• Given problem:
Repeat every record exactly, but keep images out of the copy.

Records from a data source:
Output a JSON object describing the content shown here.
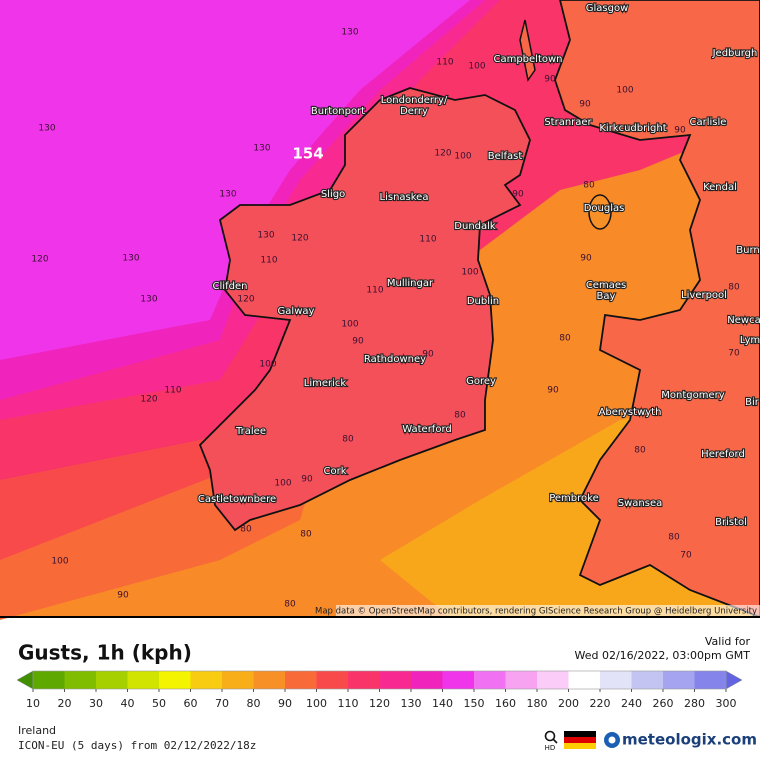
{
  "map": {
    "max_gust": 154,
    "attribution": "Map data © OpenStreetMap contributors, rendering GIScience Research Group @ Heidelberg University",
    "cities": [
      "Glasgow",
      "Campbeltown",
      "Jedburgh",
      "Burtonport",
      "Londonderry/",
      "Derry",
      "Stranraer",
      "Kirkcudbright",
      "Carlisle",
      "Belfast",
      "Sligo",
      "Lisnaskea",
      "Kendal",
      "Douglas",
      "Dundalk",
      "Burn",
      "Mullingar",
      "Cemaes",
      "Bay",
      "Clifden",
      "Liverpool",
      "Dublin",
      "Galway",
      "Newca",
      "Lym",
      "Rathdowney",
      "Limerick",
      "Gorey",
      "Montgomery",
      "Aberystwyth",
      "Bir",
      "Tralee",
      "Waterford",
      "Hereford",
      "Cork",
      "Castletownbere",
      "Pembroke",
      "Swansea",
      "Bristol"
    ],
    "contour_labels": [
      130,
      110,
      100,
      90,
      100,
      130,
      130,
      120,
      100,
      90,
      90,
      80,
      130,
      130,
      120,
      110,
      130,
      120,
      90,
      110,
      100,
      130,
      110,
      120,
      100,
      90,
      80,
      90,
      100,
      110,
      120,
      90,
      80,
      80,
      100,
      90,
      80,
      80,
      100,
      90,
      80,
      80,
      70,
      80,
      70,
      90,
      80
    ]
  },
  "footer": {
    "title": "Gusts, 1h (kph)",
    "valid_label": "Valid for",
    "valid_time": "Wed 02/16/2022, 03:00pm GMT",
    "region": "Ireland",
    "model": "ICON-EU (5 days) from 02/12/2022/18z",
    "hd": "HD",
    "brand": "meteologix.com"
  },
  "legend": {
    "ticks": [
      10,
      20,
      30,
      40,
      50,
      60,
      70,
      80,
      90,
      100,
      110,
      120,
      130,
      140,
      150,
      160,
      180,
      200,
      220,
      240,
      260,
      280,
      300
    ],
    "colors": [
      "#3f8f00",
      "#5fa800",
      "#80bd00",
      "#a6d000",
      "#d0e400",
      "#f4f400",
      "#f8cc10",
      "#f8ae18",
      "#f89028",
      "#f86a38",
      "#f84a4a",
      "#f83468",
      "#f82a92",
      "#f024bc",
      "#f034ea",
      "#f072f2",
      "#f8a2f2",
      "#fcccf8",
      "#ffffff",
      "#e2e2f8",
      "#c4c4f2",
      "#a4a4f0",
      "#8484ea",
      "#6464e2"
    ]
  }
}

• Answer for the task:
Output a JSON object describing the content shown here.
{
  "map": {
    "max_gust": 154,
    "attribution": "Map data © OpenStreetMap contributors, rendering GIScience Research Group @ Heidelberg University",
    "cities": [
      "Glasgow",
      "Campbeltown",
      "Jedburgh",
      "Burtonport",
      "Londonderry/",
      "Derry",
      "Stranraer",
      "Kirkcudbright",
      "Carlisle",
      "Belfast",
      "Sligo",
      "Lisnaskea",
      "Kendal",
      "Douglas",
      "Dundalk",
      "Burn",
      "Mullingar",
      "Cemaes",
      "Bay",
      "Clifden",
      "Liverpool",
      "Dublin",
      "Galway",
      "Newca",
      "Lym",
      "Rathdowney",
      "Limerick",
      "Gorey",
      "Montgomery",
      "Aberystwyth",
      "Bir",
      "Tralee",
      "Waterford",
      "Hereford",
      "Cork",
      "Castletownbere",
      "Pembroke",
      "Swansea",
      "Bristol"
    ],
    "contour_labels": [
      130,
      110,
      100,
      90,
      100,
      130,
      130,
      120,
      100,
      90,
      90,
      80,
      130,
      130,
      120,
      110,
      130,
      120,
      90,
      110,
      100,
      130,
      110,
      120,
      100,
      90,
      80,
      90,
      100,
      110,
      120,
      90,
      80,
      80,
      100,
      90,
      80,
      80,
      100,
      90,
      80,
      80,
      70,
      80,
      70,
      90,
      80
    ]
  },
  "footer": {
    "title": "Gusts, 1h (kph)",
    "valid_label": "Valid for",
    "valid_time": "Wed 02/16/2022, 03:00pm GMT",
    "region": "Ireland",
    "model": "ICON-EU (5 days) from 02/12/2022/18z",
    "hd": "HD",
    "brand": "meteologix.com"
  },
  "legend": {
    "ticks": [
      10,
      20,
      30,
      40,
      50,
      60,
      70,
      80,
      90,
      100,
      110,
      120,
      130,
      140,
      150,
      160,
      180,
      200,
      220,
      240,
      260,
      280,
      300
    ],
    "colors": [
      "#3f8f00",
      "#5fa800",
      "#80bd00",
      "#a6d000",
      "#d0e400",
      "#f4f400",
      "#f8cc10",
      "#f8ae18",
      "#f89028",
      "#f86a38",
      "#f84a4a",
      "#f83468",
      "#f82a92",
      "#f024bc",
      "#f034ea",
      "#f072f2",
      "#f8a2f2",
      "#fcccf8",
      "#ffffff",
      "#e2e2f8",
      "#c4c4f2",
      "#a4a4f0",
      "#8484ea",
      "#6464e2"
    ]
  }
}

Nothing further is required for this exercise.